Short task:
Output the full listing below exactly, without the pictures.

** Start of Given data **

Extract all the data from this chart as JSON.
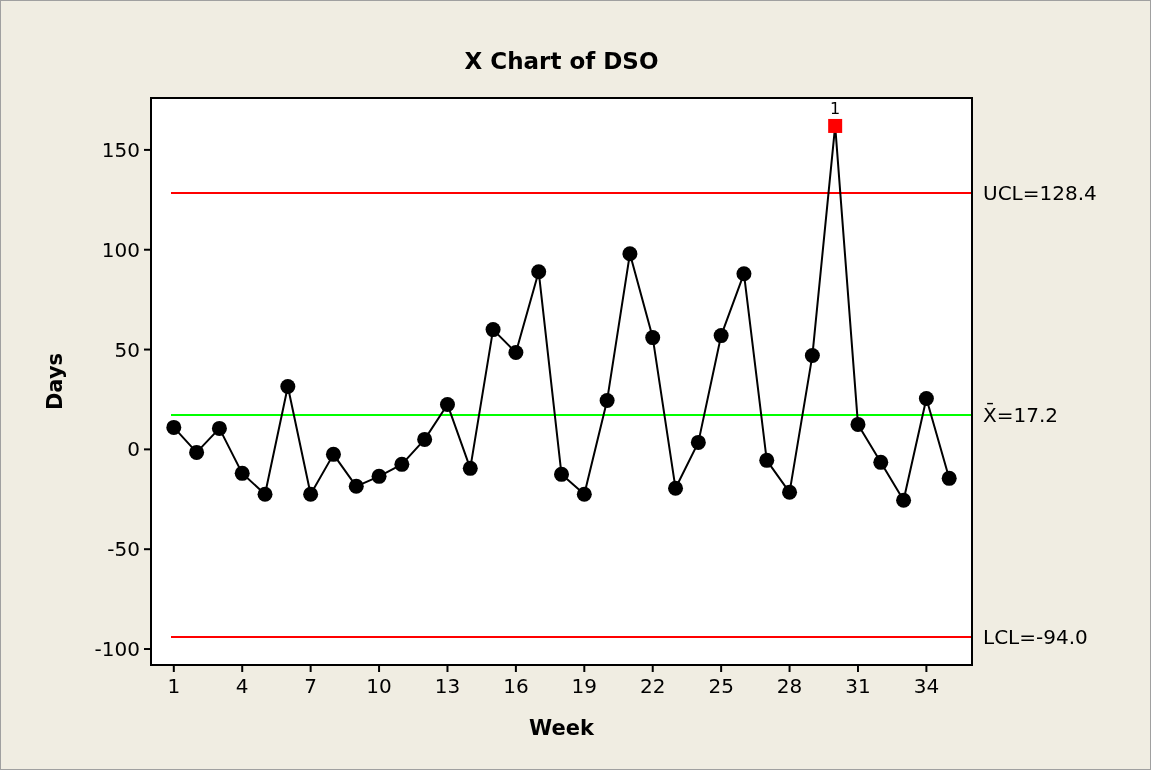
{
  "chart_data": {
    "type": "line",
    "title": "X Chart of DSO",
    "xlabel": "Week",
    "ylabel": "Days",
    "x": [
      1,
      2,
      3,
      4,
      5,
      6,
      7,
      8,
      9,
      10,
      11,
      12,
      13,
      14,
      15,
      16,
      17,
      18,
      19,
      20,
      21,
      22,
      23,
      24,
      25,
      26,
      27,
      28,
      29,
      30,
      31,
      32,
      33,
      34,
      35
    ],
    "series": [
      {
        "color": "#000000",
        "marker": "none",
        "values": [
          11,
          -1.5,
          10.5,
          -12,
          -22.5,
          31.5,
          -22.5,
          -2.5,
          -18.5,
          -13.5,
          -7.5,
          5,
          22.5,
          -9.5,
          60,
          48.5,
          89,
          -12.5,
          -22.5,
          24.5,
          98,
          56,
          -19.5,
          3.5,
          57,
          88,
          -5.5,
          -21.5,
          47,
          162,
          12.5,
          -6.5,
          -25.5,
          25.5,
          -14.5
        ]
      },
      {
        "type": "scatter",
        "color": "#000000",
        "marker": "circle",
        "values": [
          11,
          -1.5,
          10.5,
          -12,
          -22.5,
          31.5,
          -22.5,
          -2.5,
          -18.5,
          -13.5,
          -7.5,
          5,
          22.5,
          -9.5,
          60,
          48.5,
          89,
          -12.5,
          -22.5,
          24.5,
          98,
          56,
          -19.5,
          3.5,
          57,
          88,
          -5.5,
          -21.5,
          47,
          null,
          12.5,
          -6.5,
          -25.5,
          25.5,
          -14.5
        ]
      },
      {
        "type": "scatter",
        "color": "#ff0000",
        "marker": "square",
        "x": [
          30
        ],
        "values": [
          162
        ]
      }
    ],
    "xlim": [
      0,
      36
    ],
    "xticks": [
      1,
      4,
      7,
      10,
      13,
      16,
      19,
      22,
      25,
      28,
      31,
      34
    ],
    "ylim": [
      -108,
      176
    ],
    "yticks": [
      -100,
      -50,
      0,
      50,
      100,
      150
    ],
    "ref_lines": [
      {
        "axis": "y",
        "value": 128.4,
        "label": "UCL=128.4",
        "color": "#ff0000"
      },
      {
        "axis": "y",
        "value": 17.2,
        "label": "X̄=17.2",
        "color": "#00ff00"
      },
      {
        "axis": "y",
        "value": -94,
        "label": "LCL=-94.0",
        "color": "#ff0000"
      }
    ],
    "annotations": [
      {
        "text": "1",
        "x": 30,
        "y": 162
      }
    ],
    "grid": false
  }
}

** End of Given data **

Exercise result:
Extract all the data from this chart as JSON.
{
  "chart_data": {
    "type": "line",
    "title": "X Chart of DSO",
    "xlabel": "Week",
    "ylabel": "Days",
    "x": [
      1,
      2,
      3,
      4,
      5,
      6,
      7,
      8,
      9,
      10,
      11,
      12,
      13,
      14,
      15,
      16,
      17,
      18,
      19,
      20,
      21,
      22,
      23,
      24,
      25,
      26,
      27,
      28,
      29,
      30,
      31,
      32,
      33,
      34,
      35
    ],
    "series": [
      {
        "color": "#000000",
        "marker": "none",
        "values": [
          11,
          -1.5,
          10.5,
          -12,
          -22.5,
          31.5,
          -22.5,
          -2.5,
          -18.5,
          -13.5,
          -7.5,
          5,
          22.5,
          -9.5,
          60,
          48.5,
          89,
          -12.5,
          -22.5,
          24.5,
          98,
          56,
          -19.5,
          3.5,
          57,
          88,
          -5.5,
          -21.5,
          47,
          162,
          12.5,
          -6.5,
          -25.5,
          25.5,
          -14.5
        ]
      },
      {
        "type": "scatter",
        "color": "#000000",
        "marker": "circle",
        "values": [
          11,
          -1.5,
          10.5,
          -12,
          -22.5,
          31.5,
          -22.5,
          -2.5,
          -18.5,
          -13.5,
          -7.5,
          5,
          22.5,
          -9.5,
          60,
          48.5,
          89,
          -12.5,
          -22.5,
          24.5,
          98,
          56,
          -19.5,
          3.5,
          57,
          88,
          -5.5,
          -21.5,
          47,
          null,
          12.5,
          -6.5,
          -25.5,
          25.5,
          -14.5
        ]
      },
      {
        "type": "scatter",
        "color": "#ff0000",
        "marker": "square",
        "x": [
          30
        ],
        "values": [
          162
        ]
      }
    ],
    "xlim": [
      0,
      36
    ],
    "xticks": [
      1,
      4,
      7,
      10,
      13,
      16,
      19,
      22,
      25,
      28,
      31,
      34
    ],
    "ylim": [
      -108,
      176
    ],
    "yticks": [
      -100,
      -50,
      0,
      50,
      100,
      150
    ],
    "ref_lines": [
      {
        "axis": "y",
        "value": 128.4,
        "label": "UCL=128.4",
        "color": "#ff0000"
      },
      {
        "axis": "y",
        "value": 17.2,
        "label": "X̄=17.2",
        "color": "#00ff00"
      },
      {
        "axis": "y",
        "value": -94,
        "label": "LCL=-94.0",
        "color": "#ff0000"
      }
    ],
    "annotations": [
      {
        "text": "1",
        "x": 30,
        "y": 162
      }
    ],
    "grid": false
  }
}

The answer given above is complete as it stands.